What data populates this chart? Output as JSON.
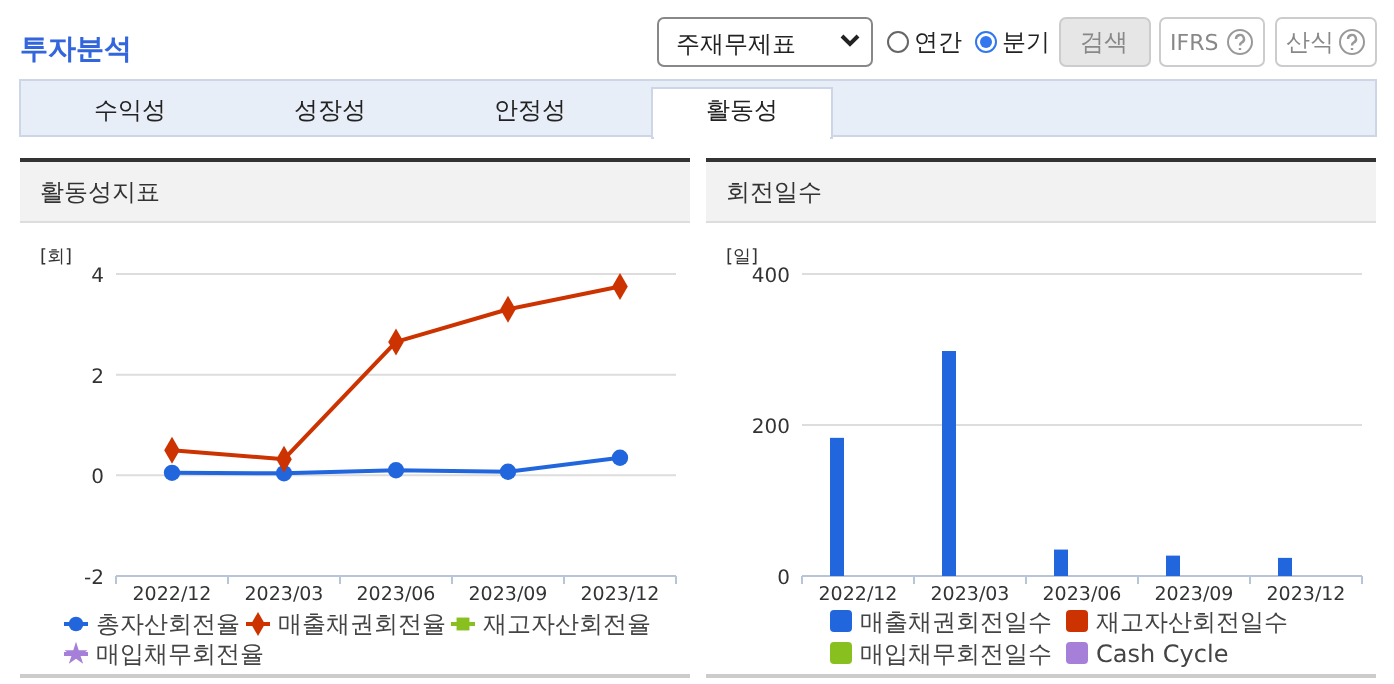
{
  "chart_data": [
    {
      "type": "line",
      "title": "활동성지표",
      "ylabel": "[회]",
      "categories": [
        "2022/12",
        "2023/03",
        "2023/06",
        "2023/09",
        "2023/12"
      ],
      "ylim": [
        -2,
        4
      ],
      "yticks": [
        -2,
        0,
        2,
        4
      ],
      "grid": "y",
      "legend": "bottom",
      "line_style": "solid",
      "annotations": [
        "투자분석",
        "주재무제표",
        "연간",
        "분기",
        "검색",
        "IFRS",
        "산식",
        "수익성",
        "성장성",
        "안정성",
        "활동성"
      ],
      "series": [
        {
          "name": "총자산회전율",
          "color": "#2266dd",
          "marker": "circle",
          "values": [
            0.05,
            0.04,
            0.1,
            0.07,
            0.35
          ]
        },
        {
          "name": "매출채권회전율",
          "color": "#cc3300",
          "marker": "diamond",
          "values": [
            0.5,
            0.32,
            2.65,
            3.3,
            3.75
          ]
        },
        {
          "name": "재고자산회전율",
          "color": "#88c020",
          "marker": "square",
          "values": [
            null,
            null,
            null,
            null,
            null
          ]
        },
        {
          "name": "매입채무회전율",
          "color": "#a67fd9",
          "marker": "star",
          "values": [
            null,
            null,
            null,
            null,
            null
          ]
        }
      ]
    },
    {
      "type": "bar",
      "title": "회전일수",
      "ylabel": "[일]",
      "categories": [
        "2022/12",
        "2023/03",
        "2023/06",
        "2023/09",
        "2023/12"
      ],
      "ylim": [
        0,
        400
      ],
      "yticks": [
        0,
        200,
        400
      ],
      "grid": "y",
      "legend": "bottom",
      "series": [
        {
          "name": "매출채권회전일수",
          "color": "#2266dd",
          "values": [
            183,
            298,
            35,
            27,
            24
          ]
        },
        {
          "name": "재고자산회전일수",
          "color": "#cc3300",
          "values": [
            null,
            null,
            null,
            null,
            null
          ]
        },
        {
          "name": "매입채무회전일수",
          "color": "#88c020",
          "values": [
            null,
            null,
            null,
            null,
            null
          ]
        },
        {
          "name": "Cash Cycle",
          "color": "#a67fd9",
          "values": [
            null,
            null,
            null,
            null,
            null
          ]
        }
      ]
    }
  ]
}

# Written instruction
Go through the entries above and output them exactly, without pictures.

# Reply
What data populates this chart? Output as JSON.
{
  "chart_data": [
    {
      "type": "line",
      "title": "활동성지표",
      "ylabel": "[회]",
      "categories": [
        "2022/12",
        "2023/03",
        "2023/06",
        "2023/09",
        "2023/12"
      ],
      "ylim": [
        -2,
        4
      ],
      "yticks": [
        -2,
        0,
        2,
        4
      ],
      "grid": "y",
      "legend": "bottom",
      "line_style": "solid",
      "annotations": [
        "투자분석",
        "주재무제표",
        "연간",
        "분기",
        "검색",
        "IFRS",
        "산식",
        "수익성",
        "성장성",
        "안정성",
        "활동성"
      ],
      "series": [
        {
          "name": "총자산회전율",
          "color": "#2266dd",
          "marker": "circle",
          "values": [
            0.05,
            0.04,
            0.1,
            0.07,
            0.35
          ]
        },
        {
          "name": "매출채권회전율",
          "color": "#cc3300",
          "marker": "diamond",
          "values": [
            0.5,
            0.32,
            2.65,
            3.3,
            3.75
          ]
        },
        {
          "name": "재고자산회전율",
          "color": "#88c020",
          "marker": "square",
          "values": [
            null,
            null,
            null,
            null,
            null
          ]
        },
        {
          "name": "매입채무회전율",
          "color": "#a67fd9",
          "marker": "star",
          "values": [
            null,
            null,
            null,
            null,
            null
          ]
        }
      ]
    },
    {
      "type": "bar",
      "title": "회전일수",
      "ylabel": "[일]",
      "categories": [
        "2022/12",
        "2023/03",
        "2023/06",
        "2023/09",
        "2023/12"
      ],
      "ylim": [
        0,
        400
      ],
      "yticks": [
        0,
        200,
        400
      ],
      "grid": "y",
      "legend": "bottom",
      "series": [
        {
          "name": "매출채권회전일수",
          "color": "#2266dd",
          "values": [
            183,
            298,
            35,
            27,
            24
          ]
        },
        {
          "name": "재고자산회전일수",
          "color": "#cc3300",
          "values": [
            null,
            null,
            null,
            null,
            null
          ]
        },
        {
          "name": "매입채무회전일수",
          "color": "#88c020",
          "values": [
            null,
            null,
            null,
            null,
            null
          ]
        },
        {
          "name": "Cash Cycle",
          "color": "#a67fd9",
          "values": [
            null,
            null,
            null,
            null,
            null
          ]
        }
      ]
    }
  ]
}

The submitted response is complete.